____ DATA LINES
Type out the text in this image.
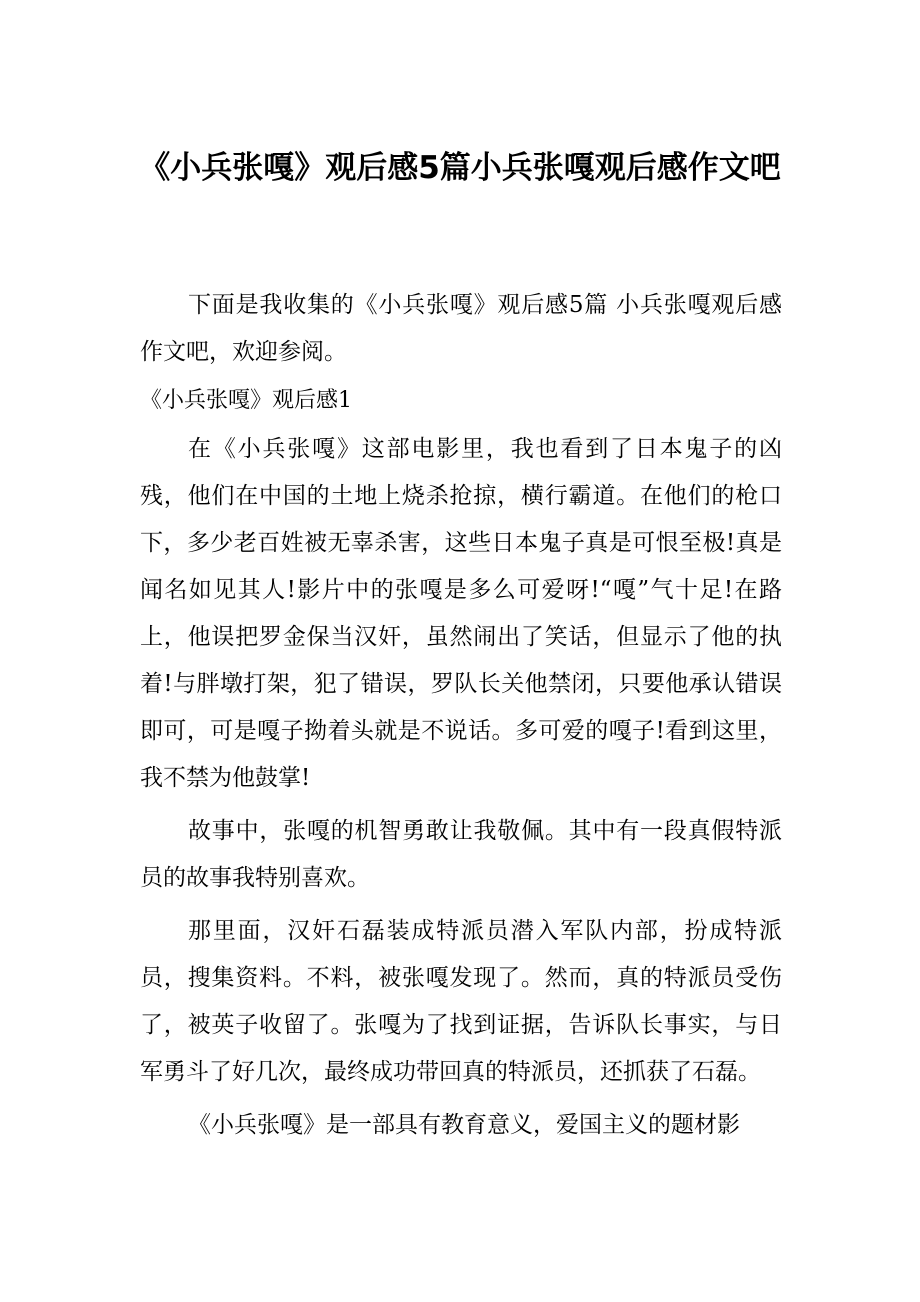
《小兵张嘎》观后感5篇小兵张嘎观后感作文吧

下面是我收集的《小兵张嘎》观后感5篇 小兵张嘎观后感作文吧，欢迎参阅。

《小兵张嘎》观后感1

在《小兵张嘎》这部电影里，我也看到了日本鬼子的凶残，他们在中国的土地上烧杀抢掠，横行霸道。在他们的枪口下，多少老百姓被无辜杀害，这些日本鬼子真是可恨至极!真是闻名如见其人!影片中的张嘎是多么可爱呀!“嘎”气十足!在路上，他误把罗金保当汉奸，虽然闹出了笑话，但显示了他的执着!与胖墩打架，犯了错误，罗队长关他禁闭，只要他承认错误即可，可是嘎子拗着头就是不说话。多可爱的嘎子!看到这里，我不禁为他鼓掌!

故事中，张嘎的机智勇敢让我敬佩。其中有一段真假特派员的故事我特别喜欢。

那里面，汉奸石磊装成特派员潜入军队内部，扮成特派员，搜集资料。不料，被张嘎发现了。然而，真的特派员受伤了，被英子收留了。张嘎为了找到证据，告诉队长事实，与日军勇斗了好几次，最终成功带回真的特派员，还抓获了石磊。

《小兵张嘎》是一部具有教育意义，爱国主义的题材影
________
* WHAT IS ASKED *
Omit every picture while copying the listing above exactly.

* TASK ANSWER *
Type out the text in this image.
《小兵张嘎》观后感5篇小兵张嘎观后感作文吧

下面是我收集的《小兵张嘎》观后感5篇 小兵张嘎观后感作文吧，欢迎参阅。

《小兵张嘎》观后感1

在《小兵张嘎》这部电影里，我也看到了日本鬼子的凶残，他们在中国的土地上烧杀抢掠，横行霸道。在他们的枪口下，多少老百姓被无辜杀害，这些日本鬼子真是可恨至极!真是闻名如见其人!影片中的张嘎是多么可爱呀!“嘎”气十足!在路上，他误把罗金保当汉奸，虽然闹出了笑话，但显示了他的执着!与胖墩打架，犯了错误，罗队长关他禁闭，只要他承认错误即可，可是嘎子拗着头就是不说话。多可爱的嘎子!看到这里，我不禁为他鼓掌!

故事中，张嘎的机智勇敢让我敬佩。其中有一段真假特派员的故事我特别喜欢。

那里面，汉奸石磊装成特派员潜入军队内部，扮成特派员，搜集资料。不料，被张嘎发现了。然而，真的特派员受伤了，被英子收留了。张嘎为了找到证据，告诉队长事实，与日军勇斗了好几次，最终成功带回真的特派员，还抓获了石磊。

《小兵张嘎》是一部具有教育意义，爱国主义的题材影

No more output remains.